[Dataset items]
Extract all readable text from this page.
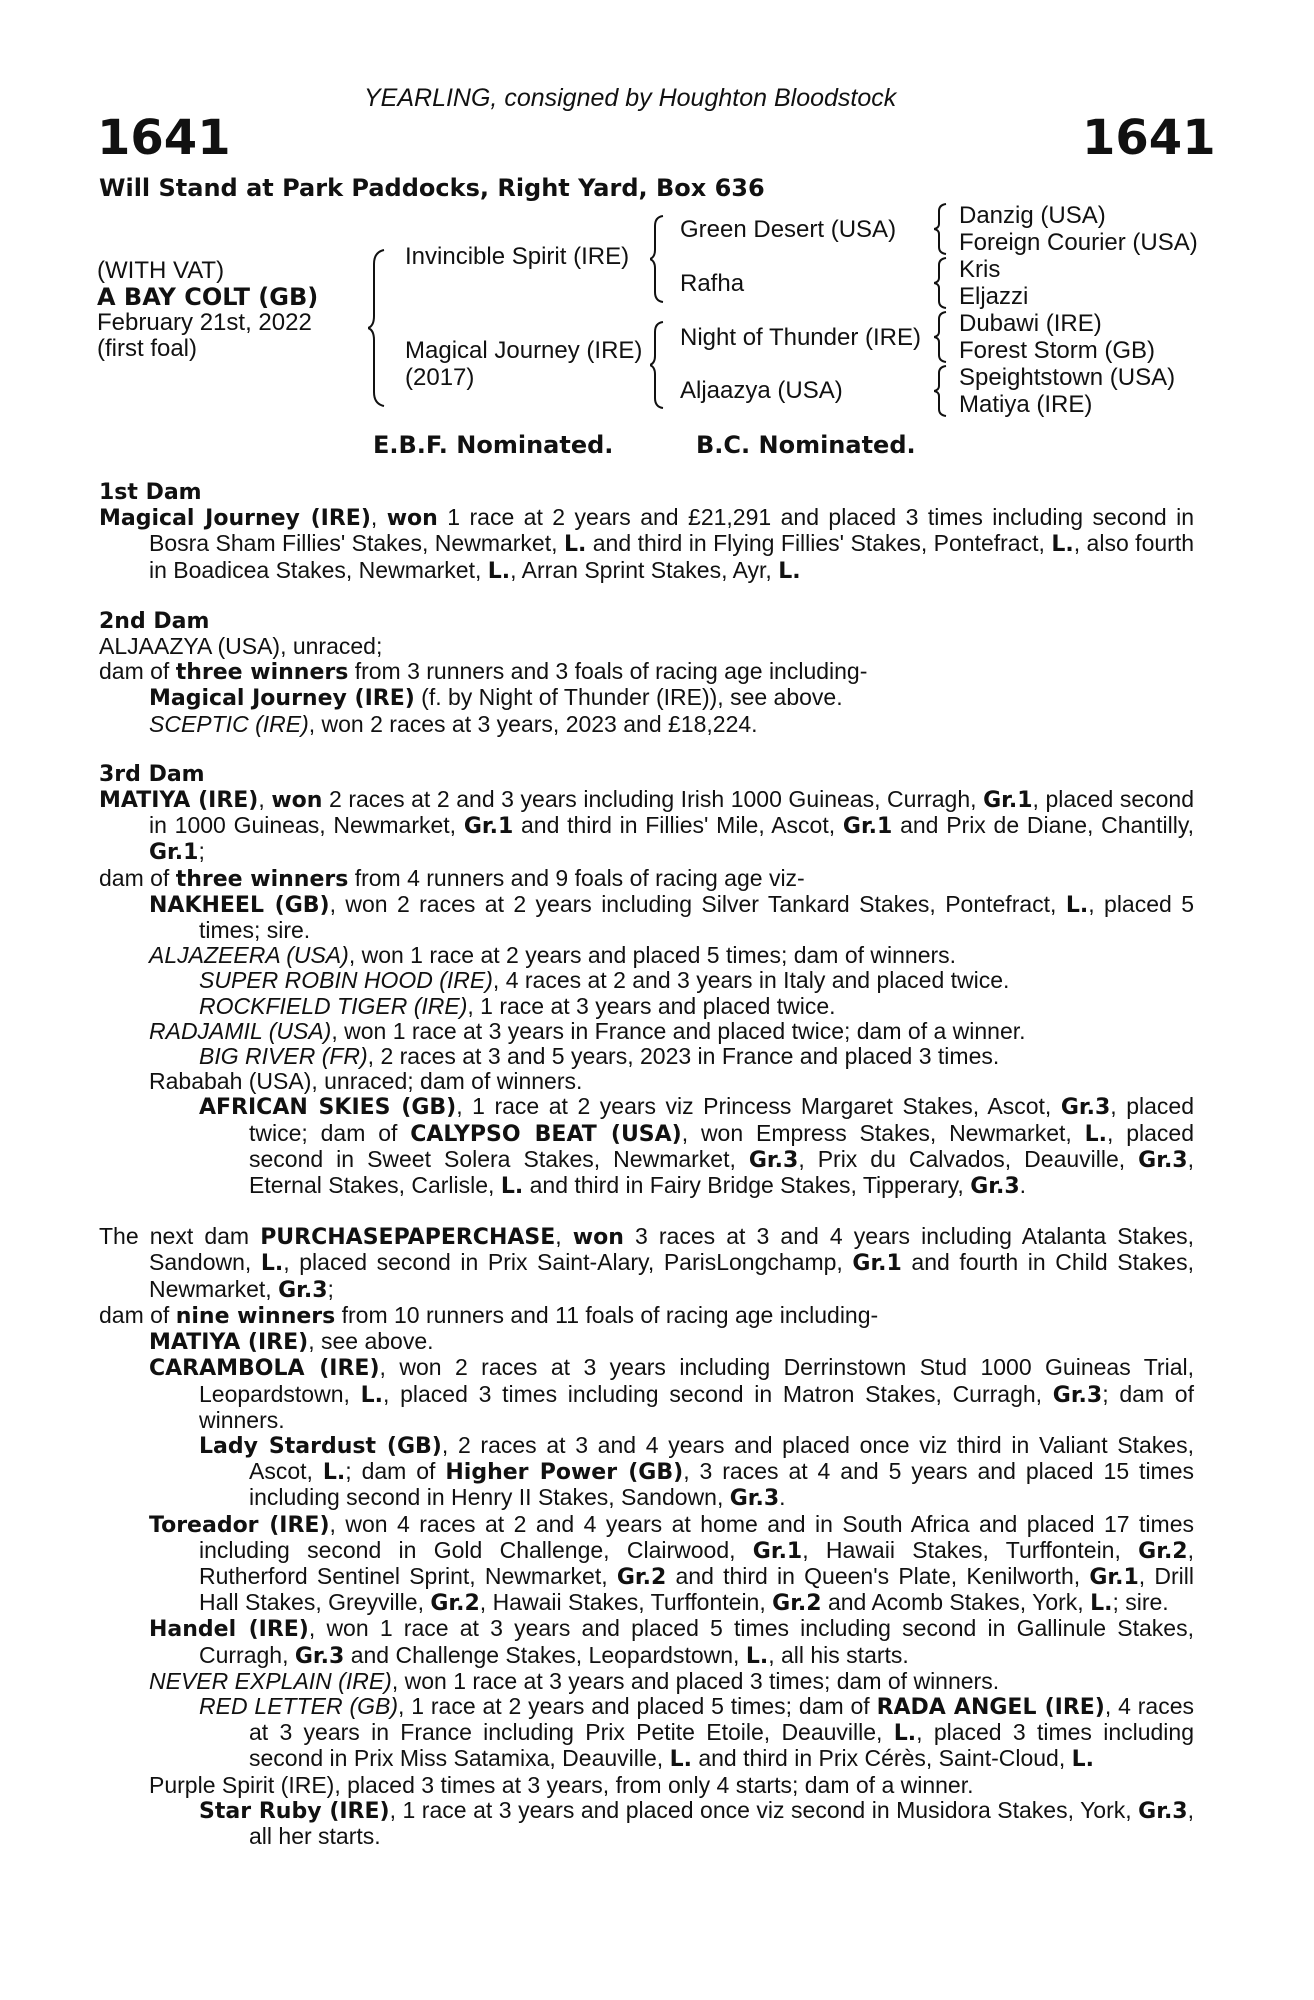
YEARLING, consigned by Houghton Bloodstock
1641	1641
Will Stand at Park Paddocks, Right Yard, Box 636
(WITH VAT)
A BAY COLT (GB)
February 21st, 2022
(first foal)
Invincible Spirit (IRE)
Magical Journey (IRE)
(2017)
Green Desert (USA)
Rafha
Night of Thunder (IRE)
Aljaazya (USA)
Danzig (USA)
Foreign Courier (USA)
Kris
Eljazzi
Dubawi (IRE)
Forest Storm (GB)
Speightstown (USA)
Matiya (IRE)
E.B.F. Nominated.	B.C. Nominated.

1st Dam

Magical Journey (IRE), won 1 race at 2 years and £21,291 and placed 3 times including second in Bosra Sham Fillies' Stakes, Newmarket, L. and third in Flying Fillies' Stakes, Pontefract, L., also fourth in Boadicea Stakes, Newmarket, L., Arran Sprint Stakes, Ayr, L.

2nd Dam

ALJAAZYA (USA), unraced;

dam of three winners from 3 runners and 3 foals of racing age including-

Magical Journey (IRE) (f. by Night of Thunder (IRE)), see above.

SCEPTIC (IRE), won 2 races at 3 years, 2023 and £18,224.

3rd Dam

MATIYA (IRE), won 2 races at 2 and 3 years including Irish 1000 Guineas, Curragh, Gr.1, placed second in 1000 Guineas, Newmarket, Gr.1 and third in Fillies' Mile, Ascot, Gr.1 and Prix de Diane, Chantilly, Gr.1;

dam of three winners from 4 runners and 9 foals of racing age viz-

NAKHEEL (GB), won 2 races at 2 years including Silver Tankard Stakes, Pontefract, L., placed 5 times; sire.

ALJAZEERA (USA), won 1 race at 2 years and placed 5 times; dam of winners.

SUPER ROBIN HOOD (IRE), 4 races at 2 and 3 years in Italy and placed twice.

ROCKFIELD TIGER (IRE), 1 race at 3 years and placed twice.

RADJAMIL (USA), won 1 race at 3 years in France and placed twice; dam of a winner.

BIG RIVER (FR), 2 races at 3 and 5 years, 2023 in France and placed 3 times.

Rababah (USA), unraced; dam of winners.

AFRICAN SKIES (GB), 1 race at 2 years viz Princess Margaret Stakes, Ascot, Gr.3, placed twice; dam of CALYPSO BEAT (USA), won Empress Stakes, Newmarket, L., placed second in Sweet Solera Stakes, Newmarket, Gr.3, Prix du Calvados, Deauville, Gr.3, Eternal Stakes, Carlisle, L. and third in Fairy Bridge Stakes, Tipperary, Gr.3.

The next dam PURCHASEPAPERCHASE, won 3 races at 3 and 4 years including Atalanta Stakes, Sandown, L., placed second in Prix Saint-Alary, ParisLongchamp, Gr.1 and fourth in Child Stakes, Newmarket, Gr.3;

dam of nine winners from 10 runners and 11 foals of racing age including-

MATIYA (IRE), see above.

CARAMBOLA (IRE), won 2 races at 3 years including Derrinstown Stud 1000 Guineas Trial, Leopardstown, L., placed 3 times including second in Matron Stakes, Curragh, Gr.3; dam of winners.

Lady Stardust (GB), 2 races at 3 and 4 years and placed once viz third in Valiant Stakes, Ascot, L.; dam of Higher Power (GB), 3 races at 4 and 5 years and placed 15 times including second in Henry II Stakes, Sandown, Gr.3.

Toreador (IRE), won 4 races at 2 and 4 years at home and in South Africa and placed 17 times including second in Gold Challenge, Clairwood, Gr.1, Hawaii Stakes, Turffontein, Gr.2, Rutherford Sentinel Sprint, Newmarket, Gr.2 and third in Queen's Plate, Kenilworth, Gr.1, Drill Hall Stakes, Greyville, Gr.2, Hawaii Stakes, Turffontein, Gr.2 and Acomb Stakes, York, L.; sire.

Handel (IRE), won 1 race at 3 years and placed 5 times including second in Gallinule Stakes, Curragh, Gr.3 and Challenge Stakes, Leopardstown, L., all his starts.

NEVER EXPLAIN (IRE), won 1 race at 3 years and placed 3 times; dam of winners.

RED LETTER (GB), 1 race at 2 years and placed 5 times; dam of RADA ANGEL (IRE), 4 races at 3 years in France including Prix Petite Etoile, Deauville, L., placed 3 times including second in Prix Miss Satamixa, Deauville, L. and third in Prix Cérès, Saint-Cloud, L.

Purple Spirit (IRE), placed 3 times at 3 years, from only 4 starts; dam of a winner.

Star Ruby (IRE), 1 race at 3 years and placed once viz second in Musidora Stakes, York, Gr.3, all her starts.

REQUIRED WORK: Nothing in the entries above should change when they are printed again, except that the pictures are dropped.

OUTPUT:
Extract all readable text from this page.
YEARLING, consigned by Houghton Bloodstock
1641	1641
Will Stand at Park Paddocks, Right Yard, Box 636
(WITH VAT)
A BAY COLT (GB)
February 21st, 2022
(first foal)
Invincible Spirit (IRE)
Magical Journey (IRE)
(2017)
Green Desert (USA)
Rafha
Night of Thunder (IRE)
Aljaazya (USA)
Danzig (USA)
Foreign Courier (USA)
Kris
Eljazzi
Dubawi (IRE)
Forest Storm (GB)
Speightstown (USA)
Matiya (IRE)
E.B.F. Nominated.	B.C. Nominated.

1st Dam

Magical Journey (IRE), won 1 race at 2 years and £21,291 and placed 3 times including second in Bosra Sham Fillies' Stakes, Newmarket, L. and third in Flying Fillies' Stakes, Pontefract, L., also fourth in Boadicea Stakes, Newmarket, L., Arran Sprint Stakes, Ayr, L.

2nd Dam

ALJAAZYA (USA), unraced;

dam of three winners from 3 runners and 3 foals of racing age including-

Magical Journey (IRE) (f. by Night of Thunder (IRE)), see above.

SCEPTIC (IRE), won 2 races at 3 years, 2023 and £18,224.

3rd Dam

MATIYA (IRE), won 2 races at 2 and 3 years including Irish 1000 Guineas, Curragh, Gr.1, placed second in 1000 Guineas, Newmarket, Gr.1 and third in Fillies' Mile, Ascot, Gr.1 and Prix de Diane, Chantilly, Gr.1;

dam of three winners from 4 runners and 9 foals of racing age viz-

NAKHEEL (GB), won 2 races at 2 years including Silver Tankard Stakes, Pontefract, L., placed 5 times; sire.

ALJAZEERA (USA), won 1 race at 2 years and placed 5 times; dam of winners.

SUPER ROBIN HOOD (IRE), 4 races at 2 and 3 years in Italy and placed twice.

ROCKFIELD TIGER (IRE), 1 race at 3 years and placed twice.

RADJAMIL (USA), won 1 race at 3 years in France and placed twice; dam of a winner.

BIG RIVER (FR), 2 races at 3 and 5 years, 2023 in France and placed 3 times.

Rababah (USA), unraced; dam of winners.

AFRICAN SKIES (GB), 1 race at 2 years viz Princess Margaret Stakes, Ascot, Gr.3, placed twice; dam of CALYPSO BEAT (USA), won Empress Stakes, Newmarket, L., placed second in Sweet Solera Stakes, Newmarket, Gr.3, Prix du Calvados, Deauville, Gr.3, Eternal Stakes, Carlisle, L. and third in Fairy Bridge Stakes, Tipperary, Gr.3.

The next dam PURCHASEPAPERCHASE, won 3 races at 3 and 4 years including Atalanta Stakes, Sandown, L., placed second in Prix Saint-Alary, ParisLongchamp, Gr.1 and fourth in Child Stakes, Newmarket, Gr.3;

dam of nine winners from 10 runners and 11 foals of racing age including-

MATIYA (IRE), see above.

CARAMBOLA (IRE), won 2 races at 3 years including Derrinstown Stud 1000 Guineas Trial, Leopardstown, L., placed 3 times including second in Matron Stakes, Curragh, Gr.3; dam of winners.

Lady Stardust (GB), 2 races at 3 and 4 years and placed once viz third in Valiant Stakes, Ascot, L.; dam of Higher Power (GB), 3 races at 4 and 5 years and placed 15 times including second in Henry II Stakes, Sandown, Gr.3.

Toreador (IRE), won 4 races at 2 and 4 years at home and in South Africa and placed 17 times including second in Gold Challenge, Clairwood, Gr.1, Hawaii Stakes, Turffontein, Gr.2, Rutherford Sentinel Sprint, Newmarket, Gr.2 and third in Queen's Plate, Kenilworth, Gr.1, Drill Hall Stakes, Greyville, Gr.2, Hawaii Stakes, Turffontein, Gr.2 and Acomb Stakes, York, L.; sire.

Handel (IRE), won 1 race at 3 years and placed 5 times including second in Gallinule Stakes, Curragh, Gr.3 and Challenge Stakes, Leopardstown, L., all his starts.

NEVER EXPLAIN (IRE), won 1 race at 3 years and placed 3 times; dam of winners.

RED LETTER (GB), 1 race at 2 years and placed 5 times; dam of RADA ANGEL (IRE), 4 races at 3 years in France including Prix Petite Etoile, Deauville, L., placed 3 times including second in Prix Miss Satamixa, Deauville, L. and third in Prix Cérès, Saint-Cloud, L.

Purple Spirit (IRE), placed 3 times at 3 years, from only 4 starts; dam of a winner.

Star Ruby (IRE), 1 race at 3 years and placed once viz second in Musidora Stakes, York, Gr.3, all her starts.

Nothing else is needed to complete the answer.